Instruction:
In the listing below, find every line with the string "diagnostic" and pull it out.

## start Supplied material

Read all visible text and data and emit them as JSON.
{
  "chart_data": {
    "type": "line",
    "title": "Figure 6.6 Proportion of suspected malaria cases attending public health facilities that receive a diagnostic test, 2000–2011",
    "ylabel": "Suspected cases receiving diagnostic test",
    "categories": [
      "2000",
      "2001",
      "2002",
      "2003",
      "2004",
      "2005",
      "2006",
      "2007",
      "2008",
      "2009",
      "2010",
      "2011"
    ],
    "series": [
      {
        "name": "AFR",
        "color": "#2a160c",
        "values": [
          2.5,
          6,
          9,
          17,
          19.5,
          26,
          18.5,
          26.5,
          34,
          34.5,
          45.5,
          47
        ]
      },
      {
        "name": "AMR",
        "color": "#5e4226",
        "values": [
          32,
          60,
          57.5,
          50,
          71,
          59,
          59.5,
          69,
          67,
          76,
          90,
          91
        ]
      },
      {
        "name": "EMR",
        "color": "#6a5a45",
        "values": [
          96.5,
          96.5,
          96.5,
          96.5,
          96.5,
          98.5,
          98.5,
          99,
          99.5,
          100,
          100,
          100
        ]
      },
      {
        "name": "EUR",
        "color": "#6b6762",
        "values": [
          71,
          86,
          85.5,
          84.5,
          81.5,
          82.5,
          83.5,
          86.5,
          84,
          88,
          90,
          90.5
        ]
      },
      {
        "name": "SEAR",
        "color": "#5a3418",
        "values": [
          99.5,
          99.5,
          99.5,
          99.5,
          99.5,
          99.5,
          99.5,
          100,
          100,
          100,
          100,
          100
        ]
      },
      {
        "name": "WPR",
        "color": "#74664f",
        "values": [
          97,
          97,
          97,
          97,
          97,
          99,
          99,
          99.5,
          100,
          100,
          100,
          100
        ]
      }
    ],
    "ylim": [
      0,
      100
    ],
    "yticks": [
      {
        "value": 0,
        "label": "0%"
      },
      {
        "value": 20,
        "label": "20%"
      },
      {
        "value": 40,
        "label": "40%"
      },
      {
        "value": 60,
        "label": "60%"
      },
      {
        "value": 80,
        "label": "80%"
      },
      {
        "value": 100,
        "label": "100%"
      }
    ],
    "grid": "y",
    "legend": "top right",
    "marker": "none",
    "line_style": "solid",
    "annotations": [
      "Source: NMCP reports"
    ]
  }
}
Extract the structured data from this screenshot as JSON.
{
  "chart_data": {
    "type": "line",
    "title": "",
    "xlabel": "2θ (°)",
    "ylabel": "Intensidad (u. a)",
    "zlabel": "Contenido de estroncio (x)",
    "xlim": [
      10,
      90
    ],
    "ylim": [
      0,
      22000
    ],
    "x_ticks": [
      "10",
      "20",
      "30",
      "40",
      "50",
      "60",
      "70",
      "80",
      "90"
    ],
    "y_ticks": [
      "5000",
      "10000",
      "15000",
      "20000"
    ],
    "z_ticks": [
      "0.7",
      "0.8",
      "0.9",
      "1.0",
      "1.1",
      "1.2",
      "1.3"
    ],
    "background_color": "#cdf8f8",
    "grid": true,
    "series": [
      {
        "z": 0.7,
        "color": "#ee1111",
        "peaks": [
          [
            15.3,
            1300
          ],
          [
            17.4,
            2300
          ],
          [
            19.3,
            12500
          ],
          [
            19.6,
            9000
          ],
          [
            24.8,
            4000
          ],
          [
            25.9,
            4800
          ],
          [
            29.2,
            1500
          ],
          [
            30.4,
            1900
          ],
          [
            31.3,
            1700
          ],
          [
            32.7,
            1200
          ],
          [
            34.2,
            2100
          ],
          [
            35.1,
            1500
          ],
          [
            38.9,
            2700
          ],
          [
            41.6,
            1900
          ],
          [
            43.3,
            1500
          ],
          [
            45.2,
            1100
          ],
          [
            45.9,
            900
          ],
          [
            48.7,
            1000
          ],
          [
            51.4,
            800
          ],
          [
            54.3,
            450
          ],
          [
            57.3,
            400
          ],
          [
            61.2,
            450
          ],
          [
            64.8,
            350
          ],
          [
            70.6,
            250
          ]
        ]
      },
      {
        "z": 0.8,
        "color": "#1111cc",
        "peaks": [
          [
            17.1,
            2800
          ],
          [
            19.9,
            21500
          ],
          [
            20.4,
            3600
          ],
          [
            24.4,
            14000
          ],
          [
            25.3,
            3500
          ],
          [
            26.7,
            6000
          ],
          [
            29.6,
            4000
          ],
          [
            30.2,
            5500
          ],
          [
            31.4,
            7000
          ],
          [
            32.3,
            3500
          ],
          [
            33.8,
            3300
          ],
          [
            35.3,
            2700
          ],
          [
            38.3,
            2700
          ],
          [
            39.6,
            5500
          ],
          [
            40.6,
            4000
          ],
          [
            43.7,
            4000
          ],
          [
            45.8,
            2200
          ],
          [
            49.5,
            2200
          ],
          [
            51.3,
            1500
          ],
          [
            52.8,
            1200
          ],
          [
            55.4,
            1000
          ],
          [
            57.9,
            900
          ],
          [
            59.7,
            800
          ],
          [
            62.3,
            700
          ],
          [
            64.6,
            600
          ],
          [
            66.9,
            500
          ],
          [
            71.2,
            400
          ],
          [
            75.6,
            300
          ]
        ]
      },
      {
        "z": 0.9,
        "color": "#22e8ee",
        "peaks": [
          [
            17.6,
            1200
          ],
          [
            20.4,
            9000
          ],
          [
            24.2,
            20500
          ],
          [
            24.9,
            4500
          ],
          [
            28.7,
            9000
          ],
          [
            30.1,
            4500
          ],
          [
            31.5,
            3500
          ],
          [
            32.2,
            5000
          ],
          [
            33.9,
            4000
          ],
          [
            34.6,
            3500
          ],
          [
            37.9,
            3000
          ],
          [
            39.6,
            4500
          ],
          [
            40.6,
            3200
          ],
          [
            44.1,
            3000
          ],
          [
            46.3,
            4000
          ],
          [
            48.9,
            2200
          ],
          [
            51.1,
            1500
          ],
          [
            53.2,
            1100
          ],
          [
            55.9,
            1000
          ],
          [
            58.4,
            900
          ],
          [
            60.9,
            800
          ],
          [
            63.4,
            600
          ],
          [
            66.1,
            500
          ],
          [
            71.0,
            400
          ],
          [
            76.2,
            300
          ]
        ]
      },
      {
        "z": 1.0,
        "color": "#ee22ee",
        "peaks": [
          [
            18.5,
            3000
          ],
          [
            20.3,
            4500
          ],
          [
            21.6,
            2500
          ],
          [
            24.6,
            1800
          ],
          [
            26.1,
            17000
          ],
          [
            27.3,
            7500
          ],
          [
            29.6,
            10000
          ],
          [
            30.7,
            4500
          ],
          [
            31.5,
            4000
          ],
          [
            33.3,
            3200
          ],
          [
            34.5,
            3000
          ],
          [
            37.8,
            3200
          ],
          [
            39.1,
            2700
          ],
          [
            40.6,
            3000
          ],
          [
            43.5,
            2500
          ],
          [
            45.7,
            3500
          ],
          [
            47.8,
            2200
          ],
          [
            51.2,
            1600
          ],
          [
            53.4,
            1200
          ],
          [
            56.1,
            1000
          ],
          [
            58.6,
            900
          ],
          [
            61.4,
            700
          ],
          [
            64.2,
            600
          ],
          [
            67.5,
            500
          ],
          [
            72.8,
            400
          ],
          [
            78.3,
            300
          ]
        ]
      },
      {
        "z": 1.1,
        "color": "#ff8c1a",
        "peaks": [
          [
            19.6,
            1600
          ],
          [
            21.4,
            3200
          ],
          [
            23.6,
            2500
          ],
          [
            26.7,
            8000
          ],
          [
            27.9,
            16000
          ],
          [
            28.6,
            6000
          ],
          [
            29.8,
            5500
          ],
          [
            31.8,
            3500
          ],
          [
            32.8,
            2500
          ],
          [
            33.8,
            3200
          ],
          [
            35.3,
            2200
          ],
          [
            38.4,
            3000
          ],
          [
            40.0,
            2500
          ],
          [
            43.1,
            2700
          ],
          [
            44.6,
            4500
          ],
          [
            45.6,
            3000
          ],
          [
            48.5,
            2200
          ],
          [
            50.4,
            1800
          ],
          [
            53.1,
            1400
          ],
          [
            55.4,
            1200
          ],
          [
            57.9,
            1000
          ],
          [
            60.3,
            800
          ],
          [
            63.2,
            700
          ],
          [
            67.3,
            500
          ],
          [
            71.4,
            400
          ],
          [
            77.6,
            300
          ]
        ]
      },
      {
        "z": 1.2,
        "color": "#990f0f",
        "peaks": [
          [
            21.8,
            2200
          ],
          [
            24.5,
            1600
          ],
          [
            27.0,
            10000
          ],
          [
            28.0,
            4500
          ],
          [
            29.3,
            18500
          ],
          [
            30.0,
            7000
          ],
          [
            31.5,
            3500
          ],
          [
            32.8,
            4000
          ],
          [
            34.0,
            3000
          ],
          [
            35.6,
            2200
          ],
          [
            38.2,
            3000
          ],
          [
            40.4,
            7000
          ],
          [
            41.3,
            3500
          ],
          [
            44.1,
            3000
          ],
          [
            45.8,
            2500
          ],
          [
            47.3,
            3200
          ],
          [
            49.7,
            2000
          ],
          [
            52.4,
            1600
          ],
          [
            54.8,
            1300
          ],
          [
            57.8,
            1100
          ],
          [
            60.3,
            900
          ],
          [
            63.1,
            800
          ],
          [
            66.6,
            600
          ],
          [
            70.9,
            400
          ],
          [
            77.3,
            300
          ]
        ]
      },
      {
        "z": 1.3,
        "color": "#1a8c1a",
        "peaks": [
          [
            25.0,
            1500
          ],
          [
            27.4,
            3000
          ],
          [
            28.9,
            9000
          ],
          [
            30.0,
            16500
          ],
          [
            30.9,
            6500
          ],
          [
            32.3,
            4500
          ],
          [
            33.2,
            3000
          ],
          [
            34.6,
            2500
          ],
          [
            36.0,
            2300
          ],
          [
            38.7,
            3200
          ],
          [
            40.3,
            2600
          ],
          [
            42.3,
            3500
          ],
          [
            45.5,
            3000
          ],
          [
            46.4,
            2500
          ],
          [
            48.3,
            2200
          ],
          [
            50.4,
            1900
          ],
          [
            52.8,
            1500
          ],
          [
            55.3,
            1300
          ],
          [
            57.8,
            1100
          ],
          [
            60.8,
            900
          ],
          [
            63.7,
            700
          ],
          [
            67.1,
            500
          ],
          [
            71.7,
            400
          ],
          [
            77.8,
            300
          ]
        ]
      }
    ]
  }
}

## end Supplied material

Solution for this exercise:
    "title": "Figure 6.6 Proportion of suspected malaria cases attending public health facilities that receive a diagnostic test, 2000–2011",
    "ylabel": "Suspected cases receiving diagnostic test",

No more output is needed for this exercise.